(Structured figure records)

---+---

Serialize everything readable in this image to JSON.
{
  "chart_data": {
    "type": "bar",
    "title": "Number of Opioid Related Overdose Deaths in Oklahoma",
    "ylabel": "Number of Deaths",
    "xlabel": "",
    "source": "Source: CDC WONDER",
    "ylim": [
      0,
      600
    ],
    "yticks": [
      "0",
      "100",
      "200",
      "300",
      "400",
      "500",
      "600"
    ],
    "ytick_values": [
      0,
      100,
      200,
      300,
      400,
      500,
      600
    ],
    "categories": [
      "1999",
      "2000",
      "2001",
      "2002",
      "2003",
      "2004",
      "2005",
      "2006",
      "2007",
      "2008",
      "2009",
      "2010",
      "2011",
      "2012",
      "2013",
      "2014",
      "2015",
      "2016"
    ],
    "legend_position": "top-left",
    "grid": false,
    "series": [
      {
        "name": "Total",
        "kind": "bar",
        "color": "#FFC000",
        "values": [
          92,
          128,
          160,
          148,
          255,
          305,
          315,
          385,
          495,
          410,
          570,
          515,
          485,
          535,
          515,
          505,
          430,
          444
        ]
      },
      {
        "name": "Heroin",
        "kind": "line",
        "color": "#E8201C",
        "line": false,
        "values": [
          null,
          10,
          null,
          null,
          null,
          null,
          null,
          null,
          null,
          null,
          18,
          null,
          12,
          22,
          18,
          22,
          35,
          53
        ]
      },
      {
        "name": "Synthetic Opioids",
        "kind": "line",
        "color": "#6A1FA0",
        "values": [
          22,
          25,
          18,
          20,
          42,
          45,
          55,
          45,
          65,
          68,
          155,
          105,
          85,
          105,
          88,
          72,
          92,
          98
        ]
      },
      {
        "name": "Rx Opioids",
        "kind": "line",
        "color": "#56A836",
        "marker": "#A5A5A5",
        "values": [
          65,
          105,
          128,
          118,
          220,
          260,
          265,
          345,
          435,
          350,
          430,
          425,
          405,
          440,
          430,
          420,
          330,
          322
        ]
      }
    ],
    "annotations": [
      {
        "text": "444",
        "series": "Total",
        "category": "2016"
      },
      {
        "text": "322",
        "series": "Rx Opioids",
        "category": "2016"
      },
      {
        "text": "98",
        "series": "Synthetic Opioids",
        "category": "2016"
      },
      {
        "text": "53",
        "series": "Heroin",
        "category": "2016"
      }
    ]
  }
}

---+---

# [Exercise prompt]
Copy every line in the records above that contains the word "Number".

# [Answer to this task]
    "title": "Number of Opioid Related Overdose Deaths in Oklahoma",
    "ylabel": "Number of Deaths",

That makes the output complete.